[Set problem 1] Extract the portion of the False Arrest film article below from "Original release" to "and 6, 1991.", reproducing it verbatim.
[Set problem 2] In the article on the film False Arrest below, condense the paragraph beginning "False Arrest is a 1991 American television film" into a short bulleted list that retains its principal facts.
[Set problem 3] Proceed with the article on the 1991 television film False Arrest below, writing on from its final sentence.

[Passage given]
=-=-=-=-=

- Genre: Drama
- Based on: False Arrest: The Joyce Lukezic Story
- Written by: Joyce Lukezic Ted Schwarz Andrew Laskos
- Directed by: Bill L. Norton
- Starring: Donna Mills; Steven Bauer; Lane Smith; Robert Wagner;
- Music by: Sylvester Levay
- Country of origin: United States
- Original language: English

Production
- Executive producers: Joel Fields Ronald H. Gilbert Leonard Hill
- Cinematography: Robert Draper
- Editor: Mark W. Rosenbaum
- Running time: 192 minutes
- Production companies: Joel Fields Productions Leonard Hill Films Ron Gilbert Associates

Original release
- Network: ABC
- Release: November 3 – November 6, 1991

= False Arrest (film) =

1991 television film

False Arrest is a 1991 American television film based on the real-life murders of William Redmond and Helen Phelps and the true story of Joyce Lukezic, who was wrongfully convicted of being one of the masterminds behind the murders. Directed by Bill L. Norton and starring Donna Mills and Steven Bauer, the film was broadcast in two parts on November 3 and 6, 1991.

=-=-=-=-=

[Information provided]

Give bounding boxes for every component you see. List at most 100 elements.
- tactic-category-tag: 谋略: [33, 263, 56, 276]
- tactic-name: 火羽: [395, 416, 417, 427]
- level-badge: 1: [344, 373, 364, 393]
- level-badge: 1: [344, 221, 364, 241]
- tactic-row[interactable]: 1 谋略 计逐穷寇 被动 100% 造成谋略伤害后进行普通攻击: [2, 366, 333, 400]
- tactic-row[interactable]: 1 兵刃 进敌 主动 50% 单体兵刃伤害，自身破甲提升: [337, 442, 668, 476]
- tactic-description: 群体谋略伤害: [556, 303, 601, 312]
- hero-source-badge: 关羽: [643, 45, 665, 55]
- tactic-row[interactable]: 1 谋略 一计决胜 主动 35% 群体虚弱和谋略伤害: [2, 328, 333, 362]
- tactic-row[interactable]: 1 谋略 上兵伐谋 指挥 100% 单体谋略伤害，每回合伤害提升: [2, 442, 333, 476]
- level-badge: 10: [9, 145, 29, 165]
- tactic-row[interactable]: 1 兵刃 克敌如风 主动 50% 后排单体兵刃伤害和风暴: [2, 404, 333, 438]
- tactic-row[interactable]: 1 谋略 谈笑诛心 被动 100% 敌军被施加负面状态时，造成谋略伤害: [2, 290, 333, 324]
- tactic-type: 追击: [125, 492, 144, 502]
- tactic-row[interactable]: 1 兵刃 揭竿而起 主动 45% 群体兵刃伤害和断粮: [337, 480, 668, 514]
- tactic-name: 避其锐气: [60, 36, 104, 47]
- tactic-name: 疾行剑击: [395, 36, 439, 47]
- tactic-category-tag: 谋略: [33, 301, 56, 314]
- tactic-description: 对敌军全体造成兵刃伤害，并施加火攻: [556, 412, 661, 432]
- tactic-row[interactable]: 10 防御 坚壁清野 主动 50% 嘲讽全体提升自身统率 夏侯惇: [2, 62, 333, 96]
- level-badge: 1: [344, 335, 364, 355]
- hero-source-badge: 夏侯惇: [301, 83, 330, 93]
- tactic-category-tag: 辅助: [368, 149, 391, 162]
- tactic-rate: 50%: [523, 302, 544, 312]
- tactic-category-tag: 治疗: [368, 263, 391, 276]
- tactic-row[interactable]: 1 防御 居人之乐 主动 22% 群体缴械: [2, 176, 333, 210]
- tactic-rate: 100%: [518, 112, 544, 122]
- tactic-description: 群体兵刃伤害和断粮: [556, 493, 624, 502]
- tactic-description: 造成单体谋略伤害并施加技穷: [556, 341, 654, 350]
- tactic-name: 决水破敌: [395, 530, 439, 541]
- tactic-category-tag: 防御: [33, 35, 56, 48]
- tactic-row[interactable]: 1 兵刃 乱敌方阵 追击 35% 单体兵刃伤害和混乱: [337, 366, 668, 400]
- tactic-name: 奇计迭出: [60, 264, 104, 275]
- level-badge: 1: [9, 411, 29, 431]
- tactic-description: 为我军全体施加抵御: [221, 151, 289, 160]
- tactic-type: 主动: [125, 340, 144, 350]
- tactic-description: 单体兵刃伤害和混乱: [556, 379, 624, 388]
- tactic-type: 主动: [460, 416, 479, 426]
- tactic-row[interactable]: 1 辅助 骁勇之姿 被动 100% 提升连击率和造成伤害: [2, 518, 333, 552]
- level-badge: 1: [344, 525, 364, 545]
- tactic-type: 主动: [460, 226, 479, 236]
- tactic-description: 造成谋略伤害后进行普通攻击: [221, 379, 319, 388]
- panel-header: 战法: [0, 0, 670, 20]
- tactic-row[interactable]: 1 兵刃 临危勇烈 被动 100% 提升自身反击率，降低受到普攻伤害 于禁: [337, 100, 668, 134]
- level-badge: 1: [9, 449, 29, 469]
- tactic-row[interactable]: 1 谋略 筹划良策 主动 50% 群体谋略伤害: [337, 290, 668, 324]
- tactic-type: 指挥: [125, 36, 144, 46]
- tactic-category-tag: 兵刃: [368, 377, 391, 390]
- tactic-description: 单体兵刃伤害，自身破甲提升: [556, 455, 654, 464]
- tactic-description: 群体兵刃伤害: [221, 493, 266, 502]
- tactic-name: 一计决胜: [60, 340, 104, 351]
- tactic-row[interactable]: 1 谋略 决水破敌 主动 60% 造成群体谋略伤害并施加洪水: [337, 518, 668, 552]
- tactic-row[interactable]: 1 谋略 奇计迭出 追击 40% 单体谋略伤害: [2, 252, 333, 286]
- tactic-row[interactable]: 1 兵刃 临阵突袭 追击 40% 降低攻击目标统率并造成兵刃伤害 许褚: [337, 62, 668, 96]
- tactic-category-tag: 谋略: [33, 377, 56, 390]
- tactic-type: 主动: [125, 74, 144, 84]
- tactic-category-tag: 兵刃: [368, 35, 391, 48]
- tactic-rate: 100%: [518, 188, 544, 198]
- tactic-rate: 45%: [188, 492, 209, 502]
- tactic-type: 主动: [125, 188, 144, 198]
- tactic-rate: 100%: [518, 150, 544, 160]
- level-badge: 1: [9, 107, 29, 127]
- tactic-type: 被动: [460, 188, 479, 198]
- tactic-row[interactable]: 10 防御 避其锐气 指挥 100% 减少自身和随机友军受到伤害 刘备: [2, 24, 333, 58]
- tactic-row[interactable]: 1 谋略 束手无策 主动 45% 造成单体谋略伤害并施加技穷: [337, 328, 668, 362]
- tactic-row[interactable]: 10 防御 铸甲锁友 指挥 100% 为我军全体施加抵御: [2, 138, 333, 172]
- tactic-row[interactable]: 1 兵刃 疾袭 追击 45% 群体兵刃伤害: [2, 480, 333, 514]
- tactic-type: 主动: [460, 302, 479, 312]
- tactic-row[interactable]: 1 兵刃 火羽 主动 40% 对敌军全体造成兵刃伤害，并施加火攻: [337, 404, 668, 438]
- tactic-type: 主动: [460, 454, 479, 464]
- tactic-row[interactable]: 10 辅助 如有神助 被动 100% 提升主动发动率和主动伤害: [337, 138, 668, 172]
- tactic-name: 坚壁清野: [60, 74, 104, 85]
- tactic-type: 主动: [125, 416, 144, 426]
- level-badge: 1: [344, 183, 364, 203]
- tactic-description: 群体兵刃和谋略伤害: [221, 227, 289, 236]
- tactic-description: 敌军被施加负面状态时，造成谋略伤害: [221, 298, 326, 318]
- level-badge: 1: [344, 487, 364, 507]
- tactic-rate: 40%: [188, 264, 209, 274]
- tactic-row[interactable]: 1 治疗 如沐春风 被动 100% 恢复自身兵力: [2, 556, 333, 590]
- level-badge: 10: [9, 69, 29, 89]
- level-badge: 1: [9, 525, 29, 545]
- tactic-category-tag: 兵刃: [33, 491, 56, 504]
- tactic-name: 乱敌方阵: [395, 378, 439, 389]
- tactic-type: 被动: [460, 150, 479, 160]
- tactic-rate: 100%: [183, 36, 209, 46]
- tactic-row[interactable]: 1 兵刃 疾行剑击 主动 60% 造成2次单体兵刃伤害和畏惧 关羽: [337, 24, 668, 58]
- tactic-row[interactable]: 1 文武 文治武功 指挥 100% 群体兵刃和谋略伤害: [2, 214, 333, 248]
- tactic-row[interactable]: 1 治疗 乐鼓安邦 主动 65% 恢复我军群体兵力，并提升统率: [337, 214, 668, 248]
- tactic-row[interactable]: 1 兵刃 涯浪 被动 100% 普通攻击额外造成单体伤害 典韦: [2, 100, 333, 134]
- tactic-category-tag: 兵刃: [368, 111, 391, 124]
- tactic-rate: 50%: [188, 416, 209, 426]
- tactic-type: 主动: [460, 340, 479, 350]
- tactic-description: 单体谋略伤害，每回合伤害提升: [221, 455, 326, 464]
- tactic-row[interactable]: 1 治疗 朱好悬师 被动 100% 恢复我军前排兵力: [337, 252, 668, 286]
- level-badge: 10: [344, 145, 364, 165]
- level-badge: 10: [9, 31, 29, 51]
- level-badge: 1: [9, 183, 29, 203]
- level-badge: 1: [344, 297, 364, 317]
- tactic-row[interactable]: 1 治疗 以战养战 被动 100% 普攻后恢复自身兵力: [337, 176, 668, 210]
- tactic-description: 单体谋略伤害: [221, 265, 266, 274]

=-=-=-=-=

[Reply 1]
Original release
- Network: ABC
- Release: November 3 – November 6, 1991

= False Arrest (film) =

1991 television film

False Arrest is a 1991 American television film based on the real-life murders of William Redmond and Helen Phelps and the true story of Joyce Lukezic, who was wrongfully convicted of being one of the masterminds behind the murders. Directed by Bill L. Norton and starring Donna Mills and Steven Bauer, the film was broadcast in two parts on November 3 and 6, 1991.

[Reply 2]
- 1991 American television film
- Based on the real-life murders of William Redmond and Helen Phelps
- Tells the true story of Joyce Lukezic, wrongfully convicted as one of the masterminds behind the murders
- Directed by Bill L. Norton
- Stars Donna Mills and Steven Bauer
- Broadcast in two parts on November 3 and 6, 1991

[Reply 3]
==Synopsis==
On New Year's Eve 1980, in Phoenix, Arizona, William "Pat" Redmond, his wife, Marilyn, and her mother; Helen Phelps, are hustled into a bedroom in their house by three men with guns and are each shot in the back of the head. Both Pat and Phelps die while Marilyn survives. Joyce Lukezic, the wife of Pat Redmond's business partner, Ron Lukezic, is charged with masterminding the murders.

After going to jail, Joyce suffers a heart attack, is abandoned by her lawyer and husband, and is attacked in prison. She also attempts suicide. When Joyce gets a new lawyer, she tells him she suspects her husband is the true mastermind behind the murders. She eventually gets a retrial and is found innocent.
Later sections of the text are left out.